> [Data for the task]

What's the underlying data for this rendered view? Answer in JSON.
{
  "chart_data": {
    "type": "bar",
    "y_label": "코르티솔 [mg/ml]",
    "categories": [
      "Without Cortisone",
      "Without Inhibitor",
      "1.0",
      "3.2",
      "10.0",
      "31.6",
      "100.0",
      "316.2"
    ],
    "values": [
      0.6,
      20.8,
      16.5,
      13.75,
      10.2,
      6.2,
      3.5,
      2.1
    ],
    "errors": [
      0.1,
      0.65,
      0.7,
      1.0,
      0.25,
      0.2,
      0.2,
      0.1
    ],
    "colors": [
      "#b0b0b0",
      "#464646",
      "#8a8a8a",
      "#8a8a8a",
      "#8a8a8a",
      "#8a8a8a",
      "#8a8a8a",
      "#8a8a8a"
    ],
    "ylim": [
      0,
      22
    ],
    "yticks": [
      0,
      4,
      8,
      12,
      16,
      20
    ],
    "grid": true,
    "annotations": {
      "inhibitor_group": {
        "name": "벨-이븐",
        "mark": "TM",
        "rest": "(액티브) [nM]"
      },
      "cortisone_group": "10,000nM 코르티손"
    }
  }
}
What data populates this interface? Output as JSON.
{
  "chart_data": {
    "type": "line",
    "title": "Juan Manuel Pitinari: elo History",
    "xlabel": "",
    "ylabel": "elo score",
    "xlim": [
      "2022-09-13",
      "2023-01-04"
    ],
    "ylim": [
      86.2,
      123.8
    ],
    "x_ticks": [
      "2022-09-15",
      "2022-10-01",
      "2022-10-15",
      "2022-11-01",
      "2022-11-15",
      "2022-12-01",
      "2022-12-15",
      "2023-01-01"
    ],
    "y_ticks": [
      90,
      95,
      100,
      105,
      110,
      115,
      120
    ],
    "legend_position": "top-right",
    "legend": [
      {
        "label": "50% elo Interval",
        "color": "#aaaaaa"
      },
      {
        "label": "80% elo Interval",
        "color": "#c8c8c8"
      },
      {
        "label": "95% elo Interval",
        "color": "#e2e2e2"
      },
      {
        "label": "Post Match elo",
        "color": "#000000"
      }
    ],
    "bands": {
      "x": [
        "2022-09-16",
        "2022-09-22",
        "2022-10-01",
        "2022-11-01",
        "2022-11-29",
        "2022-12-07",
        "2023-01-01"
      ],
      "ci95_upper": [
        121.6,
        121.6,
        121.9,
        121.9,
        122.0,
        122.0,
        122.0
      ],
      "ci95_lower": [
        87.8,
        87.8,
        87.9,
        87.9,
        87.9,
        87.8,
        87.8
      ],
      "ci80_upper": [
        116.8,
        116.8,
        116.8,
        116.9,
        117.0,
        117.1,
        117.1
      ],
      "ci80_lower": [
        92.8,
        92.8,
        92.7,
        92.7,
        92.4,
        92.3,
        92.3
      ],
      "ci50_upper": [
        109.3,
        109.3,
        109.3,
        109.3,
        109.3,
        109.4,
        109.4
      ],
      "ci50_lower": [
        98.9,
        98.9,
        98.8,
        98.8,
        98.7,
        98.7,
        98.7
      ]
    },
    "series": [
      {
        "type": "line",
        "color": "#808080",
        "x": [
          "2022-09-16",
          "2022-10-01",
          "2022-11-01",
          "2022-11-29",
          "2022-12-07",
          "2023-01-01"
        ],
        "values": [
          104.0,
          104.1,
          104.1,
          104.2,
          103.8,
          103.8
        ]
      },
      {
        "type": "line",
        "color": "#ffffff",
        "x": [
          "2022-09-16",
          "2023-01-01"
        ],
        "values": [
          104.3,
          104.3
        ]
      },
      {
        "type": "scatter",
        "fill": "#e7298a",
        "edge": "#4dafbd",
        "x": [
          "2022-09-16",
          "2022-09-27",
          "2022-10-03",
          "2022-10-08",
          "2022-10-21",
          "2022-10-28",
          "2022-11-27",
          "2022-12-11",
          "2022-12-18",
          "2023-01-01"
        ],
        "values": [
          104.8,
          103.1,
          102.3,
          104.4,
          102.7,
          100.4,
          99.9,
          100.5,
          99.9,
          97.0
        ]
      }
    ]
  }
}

> [Task to complete] Give all of the entries again, word for word.

> [Written response]
What's the underlying data for this rendered view? Answer in JSON.
{
  "chart_data": {
    "type": "bar",
    "y_label": "코르티솔 [mg/ml]",
    "categories": [
      "Without Cortisone",
      "Without Inhibitor",
      "1.0",
      "3.2",
      "10.0",
      "31.6",
      "100.0",
      "316.2"
    ],
    "values": [
      0.6,
      20.8,
      16.5,
      13.75,
      10.2,
      6.2,
      3.5,
      2.1
    ],
    "errors": [
      0.1,
      0.65,
      0.7,
      1.0,
      0.25,
      0.2,
      0.2,
      0.1
    ],
    "colors": [
      "#b0b0b0",
      "#464646",
      "#8a8a8a",
      "#8a8a8a",
      "#8a8a8a",
      "#8a8a8a",
      "#8a8a8a",
      "#8a8a8a"
    ],
    "ylim": [
      0,
      22
    ],
    "yticks": [
      0,
      4,
      8,
      12,
      16,
      20
    ],
    "grid": true,
    "annotations": {
      "inhibitor_group": {
        "name": "벨-이븐",
        "mark": "TM",
        "rest": "(액티브) [nM]"
      },
      "cortisone_group": "10,000nM 코르티손"
    }
  }
}
What data populates this interface? Output as JSON.
{
  "chart_data": {
    "type": "line",
    "title": "Juan Manuel Pitinari: elo History",
    "xlabel": "",
    "ylabel": "elo score",
    "xlim": [
      "2022-09-13",
      "2023-01-04"
    ],
    "ylim": [
      86.2,
      123.8
    ],
    "x_ticks": [
      "2022-09-15",
      "2022-10-01",
      "2022-10-15",
      "2022-11-01",
      "2022-11-15",
      "2022-12-01",
      "2022-12-15",
      "2023-01-01"
    ],
    "y_ticks": [
      90,
      95,
      100,
      105,
      110,
      115,
      120
    ],
    "legend_position": "top-right",
    "legend": [
      {
        "label": "50% elo Interval",
        "color": "#aaaaaa"
      },
      {
        "label": "80% elo Interval",
        "color": "#c8c8c8"
      },
      {
        "label": "95% elo Interval",
        "color": "#e2e2e2"
      },
      {
        "label": "Post Match elo",
        "color": "#000000"
      }
    ],
    "bands": {
      "x": [
        "2022-09-16",
        "2022-09-22",
        "2022-10-01",
        "2022-11-01",
        "2022-11-29",
        "2022-12-07",
        "2023-01-01"
      ],
      "ci95_upper": [
        121.6,
        121.6,
        121.9,
        121.9,
        122.0,
        122.0,
        122.0
      ],
      "ci95_lower": [
        87.8,
        87.8,
        87.9,
        87.9,
        87.9,
        87.8,
        87.8
      ],
      "ci80_upper": [
        116.8,
        116.8,
        116.8,
        116.9,
        117.0,
        117.1,
        117.1
      ],
      "ci80_lower": [
        92.8,
        92.8,
        92.7,
        92.7,
        92.4,
        92.3,
        92.3
      ],
      "ci50_upper": [
        109.3,
        109.3,
        109.3,
        109.3,
        109.3,
        109.4,
        109.4
      ],
      "ci50_lower": [
        98.9,
        98.9,
        98.8,
        98.8,
        98.7,
        98.7,
        98.7
      ]
    },
    "series": [
      {
        "type": "line",
        "color": "#808080",
        "x": [
          "2022-09-16",
          "2022-10-01",
          "2022-11-01",
          "2022-11-29",
          "2022-12-07",
          "2023-01-01"
        ],
        "values": [
          104.0,
          104.1,
          104.1,
          104.2,
          103.8,
          103.8
        ]
      },
      {
        "type": "line",
        "color": "#ffffff",
        "x": [
          "2022-09-16",
          "2023-01-01"
        ],
        "values": [
          104.3,
          104.3
        ]
      },
      {
        "type": "scatter",
        "fill": "#e7298a",
        "edge": "#4dafbd",
        "x": [
          "2022-09-16",
          "2022-09-27",
          "2022-10-03",
          "2022-10-08",
          "2022-10-21",
          "2022-10-28",
          "2022-11-27",
          "2022-12-11",
          "2022-12-18",
          "2023-01-01"
        ],
        "values": [
          104.8,
          103.1,
          102.3,
          104.4,
          102.7,
          100.4,
          99.9,
          100.5,
          99.9,
          97.0
        ]
      }
    ]
  }
}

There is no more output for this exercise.